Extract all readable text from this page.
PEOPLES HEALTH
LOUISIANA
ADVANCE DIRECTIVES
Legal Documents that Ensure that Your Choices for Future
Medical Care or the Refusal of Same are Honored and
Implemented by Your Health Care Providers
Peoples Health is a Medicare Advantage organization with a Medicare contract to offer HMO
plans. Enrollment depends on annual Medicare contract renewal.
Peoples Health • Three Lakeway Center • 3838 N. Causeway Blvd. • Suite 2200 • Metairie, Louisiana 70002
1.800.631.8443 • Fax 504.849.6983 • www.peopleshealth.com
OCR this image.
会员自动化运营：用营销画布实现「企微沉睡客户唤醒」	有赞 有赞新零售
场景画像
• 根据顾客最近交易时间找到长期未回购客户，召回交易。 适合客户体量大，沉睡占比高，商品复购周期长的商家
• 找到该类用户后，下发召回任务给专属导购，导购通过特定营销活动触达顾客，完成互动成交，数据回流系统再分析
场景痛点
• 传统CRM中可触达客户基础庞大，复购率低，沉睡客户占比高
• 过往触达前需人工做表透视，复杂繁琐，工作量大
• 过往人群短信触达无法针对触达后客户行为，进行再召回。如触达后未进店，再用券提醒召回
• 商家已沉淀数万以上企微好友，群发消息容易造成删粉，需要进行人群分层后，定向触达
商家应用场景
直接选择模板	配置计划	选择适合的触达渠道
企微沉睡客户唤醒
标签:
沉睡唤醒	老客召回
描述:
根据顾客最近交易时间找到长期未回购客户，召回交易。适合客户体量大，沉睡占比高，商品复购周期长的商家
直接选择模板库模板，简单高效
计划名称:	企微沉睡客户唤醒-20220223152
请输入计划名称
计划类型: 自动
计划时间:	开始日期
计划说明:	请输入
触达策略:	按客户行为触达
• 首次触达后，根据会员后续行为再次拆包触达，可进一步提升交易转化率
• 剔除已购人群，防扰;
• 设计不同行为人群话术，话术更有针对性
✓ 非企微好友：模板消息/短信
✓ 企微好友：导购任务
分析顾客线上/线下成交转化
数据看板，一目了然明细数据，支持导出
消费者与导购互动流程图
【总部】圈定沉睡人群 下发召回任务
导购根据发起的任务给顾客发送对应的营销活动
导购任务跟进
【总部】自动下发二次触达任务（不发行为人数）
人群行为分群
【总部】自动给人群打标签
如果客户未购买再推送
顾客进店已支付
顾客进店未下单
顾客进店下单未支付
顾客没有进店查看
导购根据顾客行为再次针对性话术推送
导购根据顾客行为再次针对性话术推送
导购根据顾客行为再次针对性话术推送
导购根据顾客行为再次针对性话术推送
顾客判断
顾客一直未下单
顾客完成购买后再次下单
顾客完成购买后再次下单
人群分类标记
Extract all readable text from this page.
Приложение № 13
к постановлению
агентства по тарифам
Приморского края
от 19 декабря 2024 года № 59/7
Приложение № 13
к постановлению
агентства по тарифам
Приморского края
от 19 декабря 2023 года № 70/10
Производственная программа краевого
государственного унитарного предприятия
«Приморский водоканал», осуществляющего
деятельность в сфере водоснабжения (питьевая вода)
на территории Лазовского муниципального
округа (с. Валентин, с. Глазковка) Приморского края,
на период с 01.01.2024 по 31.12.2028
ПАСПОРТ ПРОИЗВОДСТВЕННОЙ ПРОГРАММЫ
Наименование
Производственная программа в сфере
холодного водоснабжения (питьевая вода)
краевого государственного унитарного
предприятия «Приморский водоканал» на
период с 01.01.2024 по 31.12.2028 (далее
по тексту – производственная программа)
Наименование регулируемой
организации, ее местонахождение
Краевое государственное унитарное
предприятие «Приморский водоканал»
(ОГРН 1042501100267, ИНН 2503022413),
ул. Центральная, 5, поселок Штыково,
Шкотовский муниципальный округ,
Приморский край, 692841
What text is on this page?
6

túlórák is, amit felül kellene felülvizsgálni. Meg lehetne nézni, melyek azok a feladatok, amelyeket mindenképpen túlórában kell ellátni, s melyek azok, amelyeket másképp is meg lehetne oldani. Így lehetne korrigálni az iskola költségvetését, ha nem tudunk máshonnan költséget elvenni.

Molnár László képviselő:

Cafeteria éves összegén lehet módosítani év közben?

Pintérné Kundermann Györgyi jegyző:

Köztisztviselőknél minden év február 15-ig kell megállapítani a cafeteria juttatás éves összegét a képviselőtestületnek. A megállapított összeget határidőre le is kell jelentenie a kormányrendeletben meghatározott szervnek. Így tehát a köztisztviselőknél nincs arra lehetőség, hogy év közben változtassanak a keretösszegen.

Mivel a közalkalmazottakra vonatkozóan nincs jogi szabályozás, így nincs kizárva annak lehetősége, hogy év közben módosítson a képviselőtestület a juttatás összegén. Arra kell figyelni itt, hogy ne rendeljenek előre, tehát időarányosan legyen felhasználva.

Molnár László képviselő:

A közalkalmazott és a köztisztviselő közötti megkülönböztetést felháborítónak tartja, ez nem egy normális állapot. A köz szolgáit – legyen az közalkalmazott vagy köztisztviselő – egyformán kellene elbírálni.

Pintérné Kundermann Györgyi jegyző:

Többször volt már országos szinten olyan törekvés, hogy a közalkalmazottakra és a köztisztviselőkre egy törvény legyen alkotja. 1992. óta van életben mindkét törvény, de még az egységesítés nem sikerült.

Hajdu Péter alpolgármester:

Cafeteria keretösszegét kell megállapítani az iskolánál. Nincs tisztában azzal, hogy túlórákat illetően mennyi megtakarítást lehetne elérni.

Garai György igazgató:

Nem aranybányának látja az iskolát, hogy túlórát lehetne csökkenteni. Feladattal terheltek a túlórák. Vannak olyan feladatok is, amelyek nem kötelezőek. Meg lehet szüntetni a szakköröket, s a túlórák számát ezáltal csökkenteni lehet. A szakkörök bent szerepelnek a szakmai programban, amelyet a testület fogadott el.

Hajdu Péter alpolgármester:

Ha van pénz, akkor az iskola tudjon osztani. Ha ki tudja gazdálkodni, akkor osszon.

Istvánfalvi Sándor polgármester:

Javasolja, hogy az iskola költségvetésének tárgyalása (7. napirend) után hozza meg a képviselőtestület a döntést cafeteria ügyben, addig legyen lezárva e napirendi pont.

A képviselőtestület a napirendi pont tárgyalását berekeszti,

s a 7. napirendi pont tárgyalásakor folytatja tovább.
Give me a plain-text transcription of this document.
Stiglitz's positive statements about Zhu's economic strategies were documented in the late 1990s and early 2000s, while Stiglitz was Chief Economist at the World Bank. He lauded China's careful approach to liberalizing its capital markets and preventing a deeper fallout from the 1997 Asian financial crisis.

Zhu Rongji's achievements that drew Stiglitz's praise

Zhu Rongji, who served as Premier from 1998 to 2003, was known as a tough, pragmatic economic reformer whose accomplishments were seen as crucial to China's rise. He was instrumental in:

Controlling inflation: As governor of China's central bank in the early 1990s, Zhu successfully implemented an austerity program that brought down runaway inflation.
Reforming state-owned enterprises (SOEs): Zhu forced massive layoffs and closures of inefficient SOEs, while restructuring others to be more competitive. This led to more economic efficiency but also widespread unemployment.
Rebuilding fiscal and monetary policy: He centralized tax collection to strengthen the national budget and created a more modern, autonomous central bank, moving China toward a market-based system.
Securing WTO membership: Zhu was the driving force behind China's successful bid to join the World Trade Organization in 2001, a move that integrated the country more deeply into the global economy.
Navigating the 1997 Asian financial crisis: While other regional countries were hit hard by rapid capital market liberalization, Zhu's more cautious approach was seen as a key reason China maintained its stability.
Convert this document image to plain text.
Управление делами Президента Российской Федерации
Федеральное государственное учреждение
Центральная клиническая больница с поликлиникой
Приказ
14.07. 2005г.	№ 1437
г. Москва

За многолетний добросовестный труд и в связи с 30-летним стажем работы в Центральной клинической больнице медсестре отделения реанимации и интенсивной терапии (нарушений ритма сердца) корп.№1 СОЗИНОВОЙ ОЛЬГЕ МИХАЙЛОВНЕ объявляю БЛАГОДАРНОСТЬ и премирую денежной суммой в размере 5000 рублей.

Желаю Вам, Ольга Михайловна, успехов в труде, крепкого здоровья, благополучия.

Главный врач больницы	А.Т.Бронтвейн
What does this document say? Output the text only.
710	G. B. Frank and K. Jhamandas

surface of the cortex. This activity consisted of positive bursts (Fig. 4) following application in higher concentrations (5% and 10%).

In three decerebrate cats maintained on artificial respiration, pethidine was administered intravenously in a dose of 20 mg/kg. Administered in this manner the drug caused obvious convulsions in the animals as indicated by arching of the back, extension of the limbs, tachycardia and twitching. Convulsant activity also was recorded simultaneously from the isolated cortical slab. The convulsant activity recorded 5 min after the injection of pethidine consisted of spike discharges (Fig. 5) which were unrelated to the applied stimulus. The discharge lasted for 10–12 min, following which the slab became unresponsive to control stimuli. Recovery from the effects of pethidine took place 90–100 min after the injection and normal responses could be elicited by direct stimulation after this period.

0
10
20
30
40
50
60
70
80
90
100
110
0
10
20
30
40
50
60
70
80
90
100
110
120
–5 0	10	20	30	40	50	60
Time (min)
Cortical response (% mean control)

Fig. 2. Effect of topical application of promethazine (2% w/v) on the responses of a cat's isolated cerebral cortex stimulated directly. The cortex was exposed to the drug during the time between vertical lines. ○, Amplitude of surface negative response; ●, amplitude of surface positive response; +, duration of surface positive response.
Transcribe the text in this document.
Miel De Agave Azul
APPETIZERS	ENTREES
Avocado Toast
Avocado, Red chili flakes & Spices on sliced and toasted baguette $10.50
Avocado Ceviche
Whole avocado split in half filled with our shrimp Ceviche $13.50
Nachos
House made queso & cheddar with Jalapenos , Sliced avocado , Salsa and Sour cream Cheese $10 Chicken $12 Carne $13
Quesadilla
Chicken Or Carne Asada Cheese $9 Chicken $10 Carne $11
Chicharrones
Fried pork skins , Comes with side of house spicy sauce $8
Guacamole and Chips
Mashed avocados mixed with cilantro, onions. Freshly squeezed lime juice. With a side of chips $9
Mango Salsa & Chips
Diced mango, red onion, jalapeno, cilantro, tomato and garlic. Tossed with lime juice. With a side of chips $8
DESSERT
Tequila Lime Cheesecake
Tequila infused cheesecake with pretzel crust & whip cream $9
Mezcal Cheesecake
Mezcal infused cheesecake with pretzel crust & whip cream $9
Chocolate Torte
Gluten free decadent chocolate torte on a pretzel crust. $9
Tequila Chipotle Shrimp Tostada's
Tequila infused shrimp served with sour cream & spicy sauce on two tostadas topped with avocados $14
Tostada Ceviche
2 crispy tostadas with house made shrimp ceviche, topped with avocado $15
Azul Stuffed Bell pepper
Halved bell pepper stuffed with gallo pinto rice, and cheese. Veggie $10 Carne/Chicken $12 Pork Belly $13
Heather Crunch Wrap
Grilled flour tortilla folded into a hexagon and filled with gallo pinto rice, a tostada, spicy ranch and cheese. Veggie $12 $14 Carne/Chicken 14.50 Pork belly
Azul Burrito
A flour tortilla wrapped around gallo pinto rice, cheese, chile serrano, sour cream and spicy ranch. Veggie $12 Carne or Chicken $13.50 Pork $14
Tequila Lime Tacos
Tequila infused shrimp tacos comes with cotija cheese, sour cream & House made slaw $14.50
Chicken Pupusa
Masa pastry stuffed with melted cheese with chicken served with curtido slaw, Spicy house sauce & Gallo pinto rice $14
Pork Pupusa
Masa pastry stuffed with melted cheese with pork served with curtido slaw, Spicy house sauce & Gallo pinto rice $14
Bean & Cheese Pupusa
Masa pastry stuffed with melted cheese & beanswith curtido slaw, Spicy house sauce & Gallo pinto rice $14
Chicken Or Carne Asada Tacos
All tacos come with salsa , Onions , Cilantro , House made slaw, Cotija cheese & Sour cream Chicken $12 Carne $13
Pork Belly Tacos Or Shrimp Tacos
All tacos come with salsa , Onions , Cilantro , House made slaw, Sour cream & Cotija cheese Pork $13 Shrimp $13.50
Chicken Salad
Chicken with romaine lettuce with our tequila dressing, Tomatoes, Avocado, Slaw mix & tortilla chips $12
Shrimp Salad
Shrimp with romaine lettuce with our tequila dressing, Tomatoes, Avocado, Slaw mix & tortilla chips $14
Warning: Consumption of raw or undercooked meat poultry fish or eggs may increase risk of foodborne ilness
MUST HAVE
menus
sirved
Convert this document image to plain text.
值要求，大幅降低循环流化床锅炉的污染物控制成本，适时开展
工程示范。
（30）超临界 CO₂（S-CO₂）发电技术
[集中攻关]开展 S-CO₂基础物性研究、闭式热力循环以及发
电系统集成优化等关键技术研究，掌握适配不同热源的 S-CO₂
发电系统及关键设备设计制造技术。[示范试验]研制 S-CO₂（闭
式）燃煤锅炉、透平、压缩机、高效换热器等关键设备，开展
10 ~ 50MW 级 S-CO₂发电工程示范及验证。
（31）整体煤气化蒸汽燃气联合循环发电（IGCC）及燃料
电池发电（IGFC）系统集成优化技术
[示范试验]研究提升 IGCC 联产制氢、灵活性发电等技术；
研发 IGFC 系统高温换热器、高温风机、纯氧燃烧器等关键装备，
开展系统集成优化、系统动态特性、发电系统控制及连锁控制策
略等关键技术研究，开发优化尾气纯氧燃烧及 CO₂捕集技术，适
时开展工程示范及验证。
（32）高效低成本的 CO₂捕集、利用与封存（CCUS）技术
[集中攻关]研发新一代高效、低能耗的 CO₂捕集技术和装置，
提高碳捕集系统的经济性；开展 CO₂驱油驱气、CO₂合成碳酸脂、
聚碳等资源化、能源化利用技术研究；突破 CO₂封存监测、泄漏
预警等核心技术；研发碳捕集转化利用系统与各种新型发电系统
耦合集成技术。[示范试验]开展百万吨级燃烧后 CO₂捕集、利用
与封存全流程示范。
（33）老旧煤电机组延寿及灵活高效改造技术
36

================

§ **EXERCISE REQUIREMENTS**: Only a number is wanted: how many lines contain the word "side"?

§ **THE OUTPUT**: 3